Filter the entries and keep only the lines where the string "coordonnées" appears.

---- INPUT DATA

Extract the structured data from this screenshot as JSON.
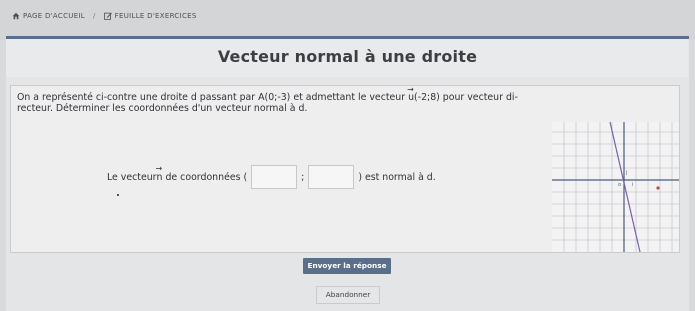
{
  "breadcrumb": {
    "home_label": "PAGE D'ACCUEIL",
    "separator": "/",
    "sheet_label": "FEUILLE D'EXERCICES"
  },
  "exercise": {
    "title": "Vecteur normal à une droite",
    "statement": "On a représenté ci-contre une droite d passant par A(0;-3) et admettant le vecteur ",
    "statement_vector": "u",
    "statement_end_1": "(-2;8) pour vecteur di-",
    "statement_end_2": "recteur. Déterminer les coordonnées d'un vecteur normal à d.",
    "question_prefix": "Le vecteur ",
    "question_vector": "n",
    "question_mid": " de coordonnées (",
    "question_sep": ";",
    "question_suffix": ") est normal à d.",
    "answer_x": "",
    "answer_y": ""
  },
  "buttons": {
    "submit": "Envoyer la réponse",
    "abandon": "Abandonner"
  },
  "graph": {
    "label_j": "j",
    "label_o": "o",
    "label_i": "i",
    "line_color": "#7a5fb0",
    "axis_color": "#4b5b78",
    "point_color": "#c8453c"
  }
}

--------
---- INPUT DATA

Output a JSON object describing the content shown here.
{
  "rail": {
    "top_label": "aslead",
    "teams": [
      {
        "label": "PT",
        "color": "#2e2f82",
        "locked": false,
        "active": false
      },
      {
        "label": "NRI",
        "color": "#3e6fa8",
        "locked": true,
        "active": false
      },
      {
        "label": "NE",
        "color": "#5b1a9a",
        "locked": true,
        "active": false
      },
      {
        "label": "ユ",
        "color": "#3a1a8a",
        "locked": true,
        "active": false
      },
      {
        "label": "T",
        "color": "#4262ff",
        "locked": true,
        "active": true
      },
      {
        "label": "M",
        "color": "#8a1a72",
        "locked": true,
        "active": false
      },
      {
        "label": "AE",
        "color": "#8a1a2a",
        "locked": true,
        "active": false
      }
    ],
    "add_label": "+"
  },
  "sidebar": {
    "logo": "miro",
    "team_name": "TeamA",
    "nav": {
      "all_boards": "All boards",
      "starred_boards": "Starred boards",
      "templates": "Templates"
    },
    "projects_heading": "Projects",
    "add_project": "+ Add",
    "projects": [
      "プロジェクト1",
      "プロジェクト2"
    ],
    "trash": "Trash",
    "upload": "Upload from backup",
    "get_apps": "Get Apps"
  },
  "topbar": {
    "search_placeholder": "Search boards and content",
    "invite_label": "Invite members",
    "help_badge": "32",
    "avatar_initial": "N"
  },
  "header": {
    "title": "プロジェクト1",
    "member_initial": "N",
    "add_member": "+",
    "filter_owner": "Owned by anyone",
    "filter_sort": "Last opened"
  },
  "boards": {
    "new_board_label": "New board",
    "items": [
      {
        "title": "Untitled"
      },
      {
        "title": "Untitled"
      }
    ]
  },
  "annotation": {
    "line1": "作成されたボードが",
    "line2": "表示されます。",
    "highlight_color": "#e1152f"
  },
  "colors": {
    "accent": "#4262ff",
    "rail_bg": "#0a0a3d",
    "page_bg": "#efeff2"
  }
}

--------
---- INPUT DATA

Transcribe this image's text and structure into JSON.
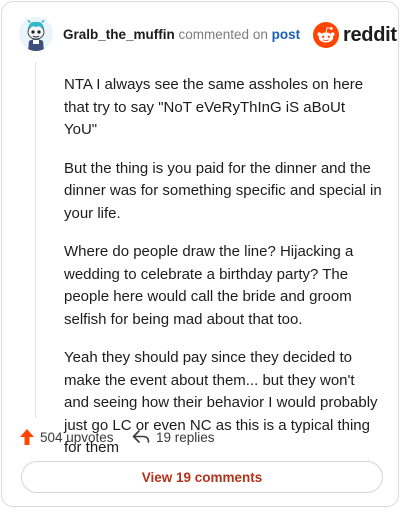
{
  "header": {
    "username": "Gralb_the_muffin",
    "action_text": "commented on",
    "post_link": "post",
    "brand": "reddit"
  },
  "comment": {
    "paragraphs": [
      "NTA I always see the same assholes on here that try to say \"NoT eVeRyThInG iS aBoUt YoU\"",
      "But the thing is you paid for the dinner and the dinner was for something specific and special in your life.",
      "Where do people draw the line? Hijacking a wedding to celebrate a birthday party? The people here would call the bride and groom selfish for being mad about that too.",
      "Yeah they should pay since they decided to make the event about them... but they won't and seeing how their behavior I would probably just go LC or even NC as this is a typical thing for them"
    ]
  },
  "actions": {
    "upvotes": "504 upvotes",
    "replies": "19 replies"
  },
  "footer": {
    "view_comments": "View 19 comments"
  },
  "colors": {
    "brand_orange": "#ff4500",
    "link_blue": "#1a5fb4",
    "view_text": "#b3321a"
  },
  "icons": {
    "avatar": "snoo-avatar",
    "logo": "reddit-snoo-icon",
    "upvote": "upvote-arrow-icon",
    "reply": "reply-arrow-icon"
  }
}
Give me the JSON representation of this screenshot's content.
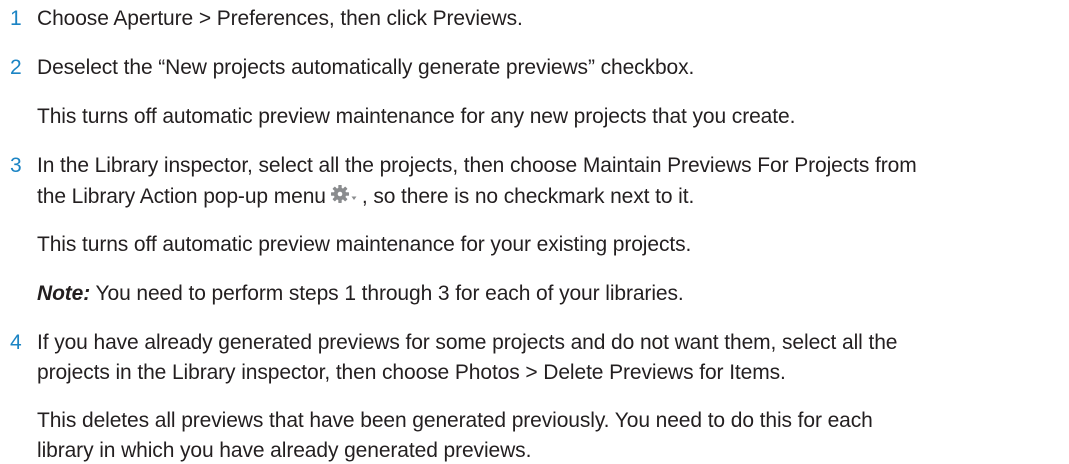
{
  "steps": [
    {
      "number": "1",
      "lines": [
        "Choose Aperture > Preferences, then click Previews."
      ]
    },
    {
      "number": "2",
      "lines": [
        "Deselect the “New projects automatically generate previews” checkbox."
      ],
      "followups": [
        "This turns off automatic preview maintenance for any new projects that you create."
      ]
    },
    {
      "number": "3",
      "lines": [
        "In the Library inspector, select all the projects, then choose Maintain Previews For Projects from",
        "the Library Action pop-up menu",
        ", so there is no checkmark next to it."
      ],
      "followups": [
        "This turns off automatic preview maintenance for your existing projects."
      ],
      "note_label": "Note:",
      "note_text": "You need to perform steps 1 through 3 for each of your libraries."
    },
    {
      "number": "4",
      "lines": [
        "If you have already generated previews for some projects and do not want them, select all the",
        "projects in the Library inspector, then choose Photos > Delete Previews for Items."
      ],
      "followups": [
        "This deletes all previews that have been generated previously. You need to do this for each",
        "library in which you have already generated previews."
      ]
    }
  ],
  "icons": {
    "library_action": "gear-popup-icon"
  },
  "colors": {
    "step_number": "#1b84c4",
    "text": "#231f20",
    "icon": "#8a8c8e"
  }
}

--------

▶ **ANSWER IN FULL**:
    "statement_end_2": "recteur. Déterminer les coordonnées d'un vecteur normal à d.",
    "question_mid": " de coordonnées (",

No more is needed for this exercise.